## What is required
Please rewrite the stretch of the self-deception passage from "One variable that" through "of achieving it.", putting "candor" in place of "honesty".

## Reading passage

○ ○ ○ ○ ○ ○ ○

One variable that does enter my thinking is the concept of an evolutionarily stable strategy, defined as one that can’t be driven out of a (well-defined) evolutionary game. As long as being honest, or trying to be, and as long as reducing one’s self-deception, or trying to, are strategies that cannot be driven to extinction, then I am happy to leave the long-term evolutionary outcome to the future. If my strategy of attempted honesty leads by logic to its evolutionary disappearance for good, I need give special thought to the matter, but as long as it is merely evolutionarily stable—perhaps held at low frequencies but not driven extinct—I think I will go with anti-self-deception as my approach to life, my so-called internal strategy, not that I have much hope of achieving it.
In my life, self-deception is often experienced as a series of minor benefits followed by a major cost. I will be overly self-confident, project that image, and enjoy some of the illusions, only to suffer later on a sharp reversal, based in part on the blindness induced by this overconfidence. I may deny counterevidence to a happy relationship that is, in fact, deteriorating badly, each minor compromise with reality boosting mood temporarily while postponing the reckoning that may arrive with savage force. Denial, as we have seen, is often easy to get started but hard to stop. Put another way, self-deception often ends badly. This is as true of mega-events, such as misguided wars and economic policies, as it is for events in one’s personal life. We may enjoy a temporary benefit of deceiving others and self, but we suffer a long-term cost.

○ ○ ○ ○ ○ ○ ○

## Recorded information
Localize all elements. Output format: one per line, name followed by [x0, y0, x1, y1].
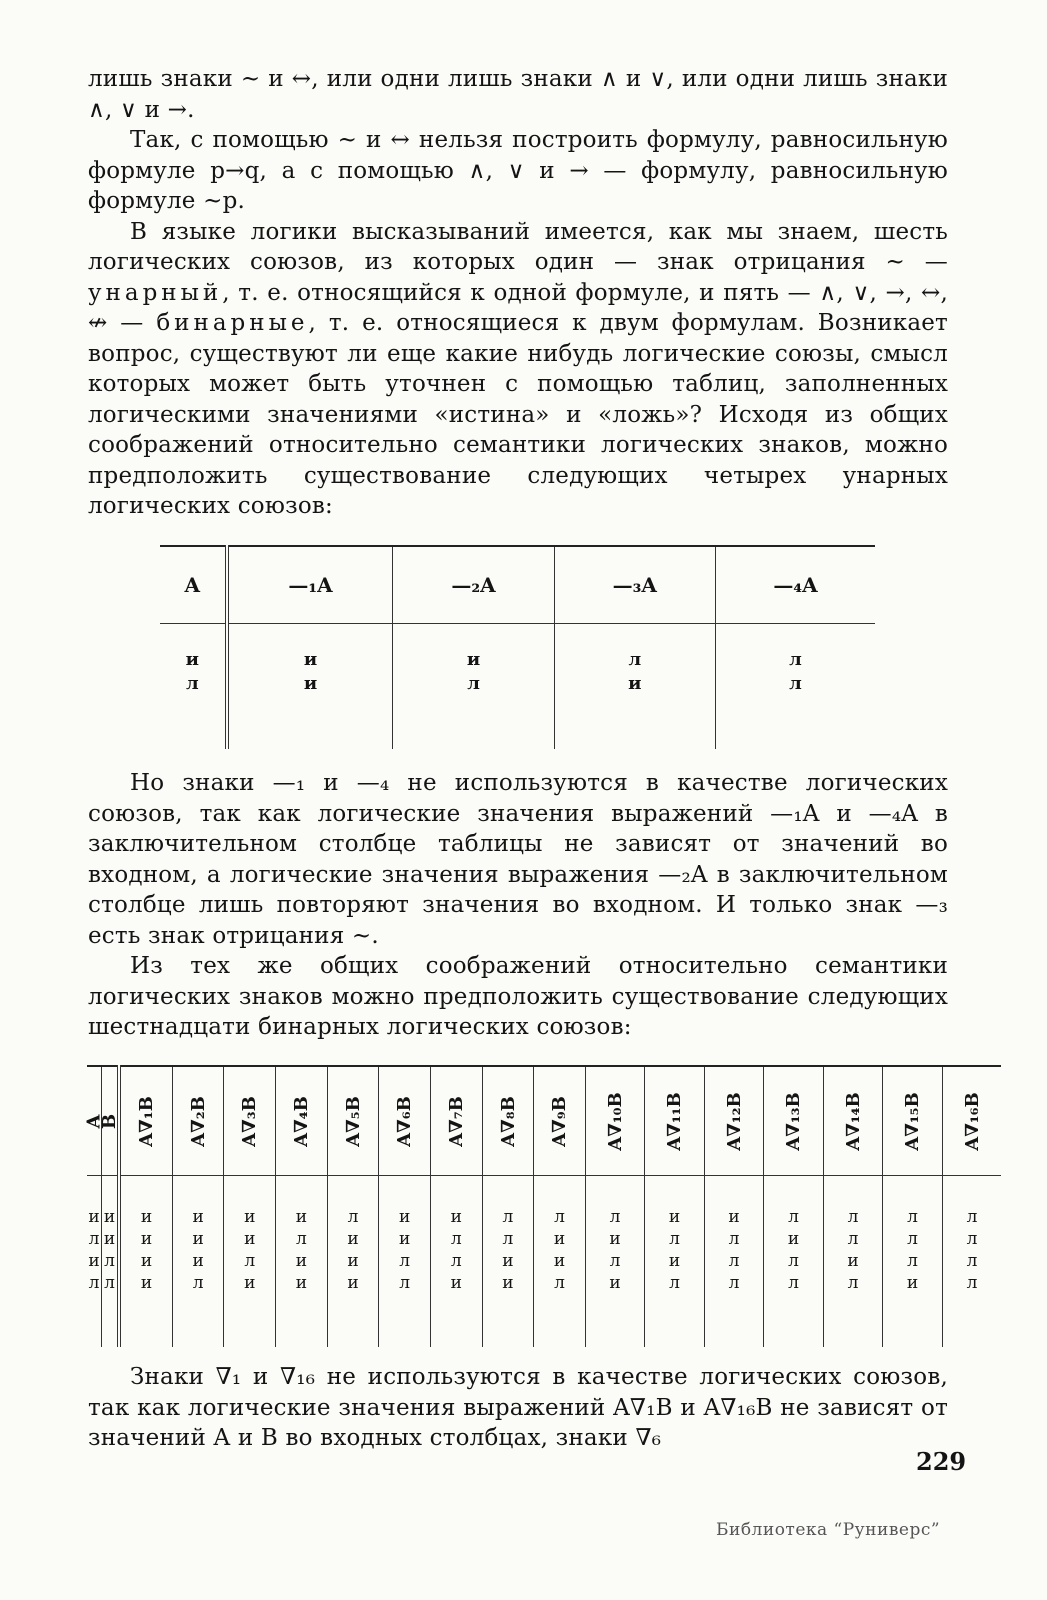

○ ○ ○ ○ ○ ○ ○

## Task answer
One variable that does enter my thinking is the concept of an evolutionarily stable strategy, defined as one that can’t be driven out of a (well-defined) evolutionary game. As long as being honest, or trying to be, and as long as reducing one’s self-deception, or trying to, are strategies that cannot be driven to extinction, then I am happy to leave the long-term evolutionary outcome to the future. If my strategy of attempted candor leads by logic to its evolutionary disappearance for good, I need give special thought to the matter, but as long as it is merely evolutionarily stable—perhaps held at low frequencies but not driven extinct—I think I will go with anti-self-deception as my approach to life, my so-called internal strategy, not that I have much hope of achieving it.